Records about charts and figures
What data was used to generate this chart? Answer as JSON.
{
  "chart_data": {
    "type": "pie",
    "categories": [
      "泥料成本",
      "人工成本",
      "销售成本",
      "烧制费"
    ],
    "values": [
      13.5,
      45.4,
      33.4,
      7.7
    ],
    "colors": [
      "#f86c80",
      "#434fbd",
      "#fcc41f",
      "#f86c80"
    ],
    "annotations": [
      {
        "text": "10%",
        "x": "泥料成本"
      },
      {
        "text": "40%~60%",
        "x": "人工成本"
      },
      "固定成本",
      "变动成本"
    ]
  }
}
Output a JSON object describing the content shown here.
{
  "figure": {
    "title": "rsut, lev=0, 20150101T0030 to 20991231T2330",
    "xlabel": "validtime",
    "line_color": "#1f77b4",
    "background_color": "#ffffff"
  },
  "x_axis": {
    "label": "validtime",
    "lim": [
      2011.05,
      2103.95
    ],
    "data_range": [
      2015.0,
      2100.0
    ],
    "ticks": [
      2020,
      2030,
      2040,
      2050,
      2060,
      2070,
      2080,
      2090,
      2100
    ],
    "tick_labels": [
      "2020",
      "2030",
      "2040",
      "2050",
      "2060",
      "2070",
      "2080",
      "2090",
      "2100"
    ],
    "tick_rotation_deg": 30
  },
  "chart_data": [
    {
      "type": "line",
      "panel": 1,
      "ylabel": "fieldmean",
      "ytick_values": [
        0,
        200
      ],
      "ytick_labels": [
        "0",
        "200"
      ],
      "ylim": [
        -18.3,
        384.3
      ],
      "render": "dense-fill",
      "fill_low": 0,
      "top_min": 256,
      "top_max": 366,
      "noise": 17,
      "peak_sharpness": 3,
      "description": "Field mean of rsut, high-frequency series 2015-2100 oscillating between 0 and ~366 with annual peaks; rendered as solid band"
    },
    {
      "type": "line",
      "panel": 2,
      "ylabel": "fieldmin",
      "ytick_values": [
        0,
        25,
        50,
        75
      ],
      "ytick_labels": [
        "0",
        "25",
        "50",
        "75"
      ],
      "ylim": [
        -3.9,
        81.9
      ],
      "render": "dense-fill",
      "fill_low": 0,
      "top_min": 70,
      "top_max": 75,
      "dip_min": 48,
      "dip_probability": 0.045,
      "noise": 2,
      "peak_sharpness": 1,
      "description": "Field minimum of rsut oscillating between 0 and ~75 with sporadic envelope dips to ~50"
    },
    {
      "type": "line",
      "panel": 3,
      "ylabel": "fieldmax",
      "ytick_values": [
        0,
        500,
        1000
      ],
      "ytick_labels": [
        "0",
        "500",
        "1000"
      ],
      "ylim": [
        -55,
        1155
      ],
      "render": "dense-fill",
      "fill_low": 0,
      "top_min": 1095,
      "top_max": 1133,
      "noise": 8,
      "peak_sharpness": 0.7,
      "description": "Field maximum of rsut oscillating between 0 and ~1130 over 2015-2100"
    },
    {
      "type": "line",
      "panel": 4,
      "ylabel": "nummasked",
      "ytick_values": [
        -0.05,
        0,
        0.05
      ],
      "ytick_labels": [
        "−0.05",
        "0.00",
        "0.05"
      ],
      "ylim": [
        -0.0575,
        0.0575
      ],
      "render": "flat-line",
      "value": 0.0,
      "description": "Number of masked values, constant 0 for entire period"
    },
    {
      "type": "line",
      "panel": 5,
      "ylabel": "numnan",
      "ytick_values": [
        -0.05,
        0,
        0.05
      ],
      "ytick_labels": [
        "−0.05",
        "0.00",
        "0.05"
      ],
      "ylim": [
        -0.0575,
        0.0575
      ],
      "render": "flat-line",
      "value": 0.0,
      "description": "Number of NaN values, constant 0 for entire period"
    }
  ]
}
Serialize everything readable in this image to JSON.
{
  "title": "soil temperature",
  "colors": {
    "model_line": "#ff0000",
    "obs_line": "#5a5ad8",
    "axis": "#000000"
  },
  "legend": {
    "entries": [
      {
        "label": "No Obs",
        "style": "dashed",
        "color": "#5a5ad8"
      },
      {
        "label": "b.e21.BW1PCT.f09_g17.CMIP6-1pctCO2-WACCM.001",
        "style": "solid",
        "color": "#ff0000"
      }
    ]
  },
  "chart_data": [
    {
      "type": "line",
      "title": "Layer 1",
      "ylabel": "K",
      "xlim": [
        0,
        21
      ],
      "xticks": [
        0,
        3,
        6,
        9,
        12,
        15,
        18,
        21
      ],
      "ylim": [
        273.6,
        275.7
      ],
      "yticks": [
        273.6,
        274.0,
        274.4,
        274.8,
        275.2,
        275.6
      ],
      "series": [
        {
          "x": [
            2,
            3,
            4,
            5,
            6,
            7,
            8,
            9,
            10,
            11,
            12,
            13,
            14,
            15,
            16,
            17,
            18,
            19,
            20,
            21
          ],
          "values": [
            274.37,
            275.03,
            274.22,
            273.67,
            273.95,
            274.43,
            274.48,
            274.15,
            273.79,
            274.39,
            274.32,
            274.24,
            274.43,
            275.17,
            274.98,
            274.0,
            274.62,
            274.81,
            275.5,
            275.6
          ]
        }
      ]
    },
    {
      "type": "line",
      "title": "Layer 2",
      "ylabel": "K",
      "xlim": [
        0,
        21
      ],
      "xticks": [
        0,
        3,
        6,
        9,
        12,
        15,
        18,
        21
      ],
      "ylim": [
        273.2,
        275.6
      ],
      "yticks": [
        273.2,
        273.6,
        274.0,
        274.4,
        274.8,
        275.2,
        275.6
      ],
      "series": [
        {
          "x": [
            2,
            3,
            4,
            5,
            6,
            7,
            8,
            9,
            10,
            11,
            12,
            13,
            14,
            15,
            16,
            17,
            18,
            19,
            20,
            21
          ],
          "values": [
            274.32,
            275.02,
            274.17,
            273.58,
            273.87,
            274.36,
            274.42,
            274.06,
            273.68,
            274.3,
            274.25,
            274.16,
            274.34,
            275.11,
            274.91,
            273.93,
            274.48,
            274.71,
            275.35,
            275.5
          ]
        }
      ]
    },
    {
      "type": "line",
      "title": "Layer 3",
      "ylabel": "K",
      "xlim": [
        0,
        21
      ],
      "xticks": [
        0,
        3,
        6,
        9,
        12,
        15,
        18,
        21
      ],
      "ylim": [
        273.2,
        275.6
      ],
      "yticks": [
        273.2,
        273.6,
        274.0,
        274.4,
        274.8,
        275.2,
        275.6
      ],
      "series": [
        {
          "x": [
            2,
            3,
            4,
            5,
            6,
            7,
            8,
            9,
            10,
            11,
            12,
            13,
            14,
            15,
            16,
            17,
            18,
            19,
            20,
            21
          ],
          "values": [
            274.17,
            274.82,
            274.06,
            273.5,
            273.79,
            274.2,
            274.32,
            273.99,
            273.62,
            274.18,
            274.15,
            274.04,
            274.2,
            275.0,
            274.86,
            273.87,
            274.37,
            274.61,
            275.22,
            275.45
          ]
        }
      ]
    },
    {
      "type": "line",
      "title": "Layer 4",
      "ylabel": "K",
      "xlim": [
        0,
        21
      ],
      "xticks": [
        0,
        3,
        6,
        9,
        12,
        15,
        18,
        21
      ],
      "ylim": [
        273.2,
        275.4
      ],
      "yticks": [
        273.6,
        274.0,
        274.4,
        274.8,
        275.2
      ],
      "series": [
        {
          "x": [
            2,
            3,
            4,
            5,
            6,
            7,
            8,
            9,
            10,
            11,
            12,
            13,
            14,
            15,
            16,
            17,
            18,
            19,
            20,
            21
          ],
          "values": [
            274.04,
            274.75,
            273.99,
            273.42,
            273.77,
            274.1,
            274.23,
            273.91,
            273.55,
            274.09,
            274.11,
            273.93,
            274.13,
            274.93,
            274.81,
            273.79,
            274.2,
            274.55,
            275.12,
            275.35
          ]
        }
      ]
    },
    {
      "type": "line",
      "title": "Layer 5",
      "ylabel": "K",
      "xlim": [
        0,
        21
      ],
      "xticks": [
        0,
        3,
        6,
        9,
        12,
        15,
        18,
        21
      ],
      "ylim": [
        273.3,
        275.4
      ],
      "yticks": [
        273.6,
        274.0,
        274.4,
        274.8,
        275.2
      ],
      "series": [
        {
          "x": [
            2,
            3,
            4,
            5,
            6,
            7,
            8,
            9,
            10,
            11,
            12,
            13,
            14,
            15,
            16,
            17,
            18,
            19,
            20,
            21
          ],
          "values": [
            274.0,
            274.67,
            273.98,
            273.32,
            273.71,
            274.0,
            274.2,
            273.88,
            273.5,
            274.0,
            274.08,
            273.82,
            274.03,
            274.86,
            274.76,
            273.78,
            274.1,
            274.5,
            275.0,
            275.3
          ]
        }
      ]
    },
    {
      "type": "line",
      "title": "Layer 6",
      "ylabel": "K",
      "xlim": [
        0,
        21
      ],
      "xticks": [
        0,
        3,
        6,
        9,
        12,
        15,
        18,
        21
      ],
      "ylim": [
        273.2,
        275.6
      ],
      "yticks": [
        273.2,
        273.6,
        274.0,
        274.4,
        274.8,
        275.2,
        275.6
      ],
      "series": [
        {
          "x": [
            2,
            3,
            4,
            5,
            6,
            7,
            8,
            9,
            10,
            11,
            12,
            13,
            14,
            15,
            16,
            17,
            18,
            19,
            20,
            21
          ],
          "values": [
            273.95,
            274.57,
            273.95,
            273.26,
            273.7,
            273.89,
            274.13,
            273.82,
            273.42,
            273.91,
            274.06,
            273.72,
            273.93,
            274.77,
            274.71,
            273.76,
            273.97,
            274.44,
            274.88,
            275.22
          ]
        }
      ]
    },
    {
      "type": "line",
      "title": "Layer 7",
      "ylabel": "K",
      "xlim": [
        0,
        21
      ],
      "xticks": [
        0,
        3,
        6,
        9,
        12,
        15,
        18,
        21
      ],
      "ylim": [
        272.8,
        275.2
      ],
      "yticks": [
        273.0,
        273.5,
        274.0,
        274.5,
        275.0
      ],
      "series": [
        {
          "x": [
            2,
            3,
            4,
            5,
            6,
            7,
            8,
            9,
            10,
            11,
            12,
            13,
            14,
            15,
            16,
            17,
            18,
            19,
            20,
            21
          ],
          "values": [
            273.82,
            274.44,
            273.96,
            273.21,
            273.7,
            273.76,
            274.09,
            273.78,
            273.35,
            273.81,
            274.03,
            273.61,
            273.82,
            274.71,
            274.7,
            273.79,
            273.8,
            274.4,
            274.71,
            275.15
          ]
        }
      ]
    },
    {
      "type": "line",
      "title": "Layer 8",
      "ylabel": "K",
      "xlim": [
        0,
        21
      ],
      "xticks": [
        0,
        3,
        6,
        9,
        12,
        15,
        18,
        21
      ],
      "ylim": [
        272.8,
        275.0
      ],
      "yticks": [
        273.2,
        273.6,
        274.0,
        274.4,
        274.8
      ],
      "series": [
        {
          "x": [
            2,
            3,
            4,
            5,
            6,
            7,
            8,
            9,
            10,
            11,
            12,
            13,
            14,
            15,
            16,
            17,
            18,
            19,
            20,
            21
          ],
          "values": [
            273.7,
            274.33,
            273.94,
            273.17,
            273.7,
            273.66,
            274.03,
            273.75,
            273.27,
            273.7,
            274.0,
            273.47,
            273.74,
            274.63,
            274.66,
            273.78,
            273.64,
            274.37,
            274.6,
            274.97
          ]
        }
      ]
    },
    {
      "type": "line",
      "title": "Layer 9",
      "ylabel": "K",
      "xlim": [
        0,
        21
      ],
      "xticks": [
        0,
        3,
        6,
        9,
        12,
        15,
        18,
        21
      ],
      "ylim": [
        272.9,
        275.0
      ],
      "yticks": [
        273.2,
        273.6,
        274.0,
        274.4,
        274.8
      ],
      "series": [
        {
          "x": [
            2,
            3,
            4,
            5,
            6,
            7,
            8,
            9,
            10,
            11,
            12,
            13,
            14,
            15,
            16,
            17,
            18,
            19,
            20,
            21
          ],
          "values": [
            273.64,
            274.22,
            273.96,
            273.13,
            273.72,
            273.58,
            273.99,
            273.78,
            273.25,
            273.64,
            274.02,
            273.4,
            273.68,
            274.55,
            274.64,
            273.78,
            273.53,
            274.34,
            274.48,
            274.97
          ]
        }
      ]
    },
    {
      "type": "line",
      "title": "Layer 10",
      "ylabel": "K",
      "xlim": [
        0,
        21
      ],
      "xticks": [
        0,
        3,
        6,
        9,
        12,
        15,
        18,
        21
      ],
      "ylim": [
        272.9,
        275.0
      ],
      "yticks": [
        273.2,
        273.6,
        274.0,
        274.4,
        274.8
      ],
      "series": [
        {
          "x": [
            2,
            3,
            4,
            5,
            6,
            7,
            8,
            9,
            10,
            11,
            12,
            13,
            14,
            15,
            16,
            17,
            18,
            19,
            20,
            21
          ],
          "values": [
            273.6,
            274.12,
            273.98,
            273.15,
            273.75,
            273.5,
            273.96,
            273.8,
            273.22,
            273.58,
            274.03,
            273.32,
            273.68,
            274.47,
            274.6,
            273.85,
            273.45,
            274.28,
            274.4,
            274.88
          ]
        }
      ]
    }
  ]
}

- **Directions**:
Copy each line holding the word "JSON" from the listing above.

- **Task solution**:
What data was used to generate this chart? Answer as JSON.
Output a JSON object describing the content shown here.
Serialize everything readable in this image to JSON.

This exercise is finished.